Stated goal:
Images are not part of the copy; transcribe all the data exactly.

[Items listed in a dataset]
>>>>

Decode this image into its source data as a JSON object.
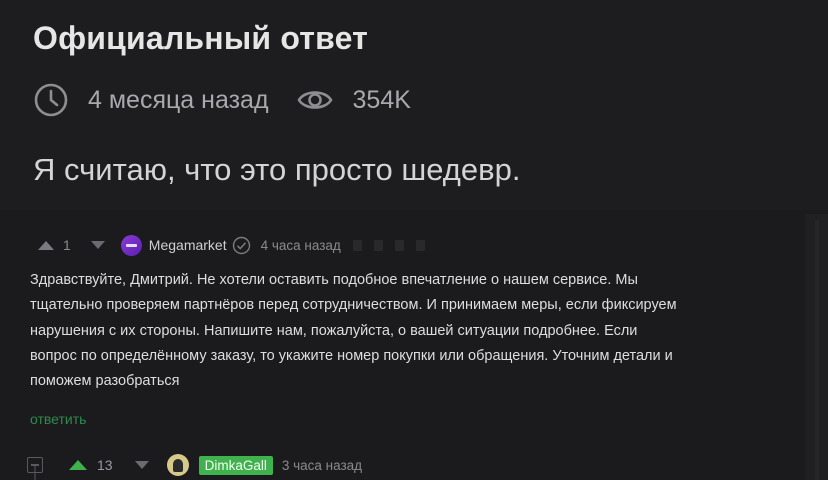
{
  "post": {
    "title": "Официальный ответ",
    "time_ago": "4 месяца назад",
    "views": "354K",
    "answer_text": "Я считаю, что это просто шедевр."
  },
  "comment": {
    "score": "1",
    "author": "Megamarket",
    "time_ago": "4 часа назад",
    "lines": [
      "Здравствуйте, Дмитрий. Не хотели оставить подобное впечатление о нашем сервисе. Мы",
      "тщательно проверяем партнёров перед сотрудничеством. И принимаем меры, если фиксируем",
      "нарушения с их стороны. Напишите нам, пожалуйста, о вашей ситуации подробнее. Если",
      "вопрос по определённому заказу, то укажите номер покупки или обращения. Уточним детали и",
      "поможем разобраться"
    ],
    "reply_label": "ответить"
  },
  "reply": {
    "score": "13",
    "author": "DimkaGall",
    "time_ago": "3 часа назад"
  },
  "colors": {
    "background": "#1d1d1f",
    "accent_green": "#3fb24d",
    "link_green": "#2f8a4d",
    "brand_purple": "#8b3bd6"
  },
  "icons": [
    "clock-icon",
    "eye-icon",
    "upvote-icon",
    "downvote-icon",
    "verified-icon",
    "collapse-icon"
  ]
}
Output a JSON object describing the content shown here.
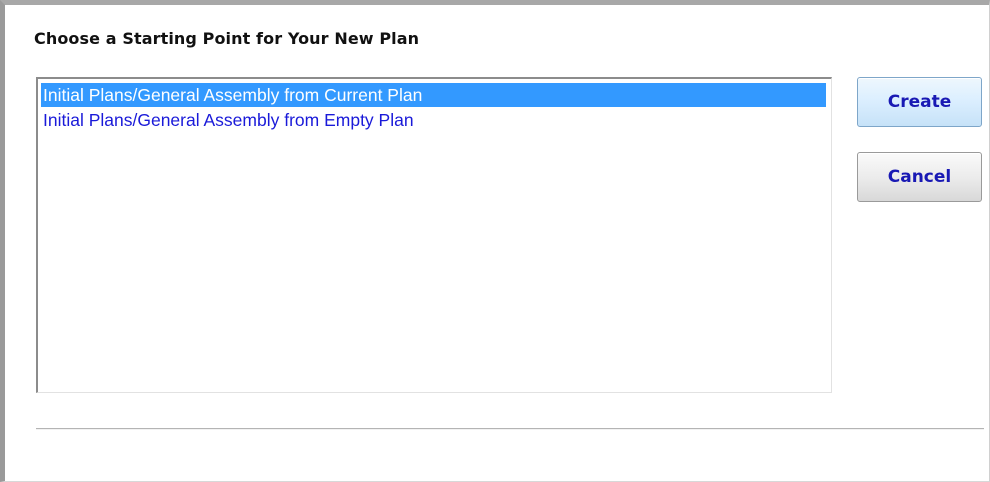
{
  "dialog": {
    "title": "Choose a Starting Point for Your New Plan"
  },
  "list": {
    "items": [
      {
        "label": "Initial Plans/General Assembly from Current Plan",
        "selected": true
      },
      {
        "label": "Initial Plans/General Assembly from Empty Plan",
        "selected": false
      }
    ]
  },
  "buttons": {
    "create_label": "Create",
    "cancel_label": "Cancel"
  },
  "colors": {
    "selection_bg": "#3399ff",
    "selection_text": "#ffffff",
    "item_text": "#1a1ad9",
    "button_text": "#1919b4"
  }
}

<<<<

Answer to this problem:
Decode this image into its source data as a JSON object.
{
  "post": {
    "title": "Официальный ответ",
    "time_ago": "4 месяца назад",
    "views": "354K",
    "answer_text": "Я считаю, что это просто шедевр."
  },
  "comment": {
    "score": "1",
    "author": "Megamarket",
    "time_ago": "4 часа назад",
    "lines": [
      "Здравствуйте, Дмитрий. Не хотели оставить подобное впечатление о нашем сервисе. Мы",
      "тщательно проверяем партнёров перед сотрудничеством. И принимаем меры, если фиксируем",
      "нарушения с их стороны. Напишите нам, пожалуйста, о вашей ситуации подробнее. Если",
      "вопрос по определённому заказу, то укажите номер покупки или обращения. Уточним детали и",
      "поможем разобраться"
    ],
    "reply_label": "ответить"
  },
  "reply": {
    "score": "13",
    "author": "DimkaGall",
    "time_ago": "3 часа назад"
  },
  "colors": {
    "background": "#1d1d1f",
    "accent_green": "#3fb24d",
    "link_green": "#2f8a4d",
    "brand_purple": "#8b3bd6"
  },
  "icons": [
    "clock-icon",
    "eye-icon",
    "upvote-icon",
    "downvote-icon",
    "verified-icon",
    "collapse-icon"
  ]
}
Output a JSON object describing the content shown here.
{
  "dialog": {
    "title": "Choose a Starting Point for Your New Plan"
  },
  "list": {
    "items": [
      {
        "label": "Initial Plans/General Assembly from Current Plan",
        "selected": true
      },
      {
        "label": "Initial Plans/General Assembly from Empty Plan",
        "selected": false
      }
    ]
  },
  "buttons": {
    "create_label": "Create",
    "cancel_label": "Cancel"
  },
  "colors": {
    "selection_bg": "#3399ff",
    "selection_text": "#ffffff",
    "item_text": "#1a1ad9",
    "button_text": "#1919b4"
  }
}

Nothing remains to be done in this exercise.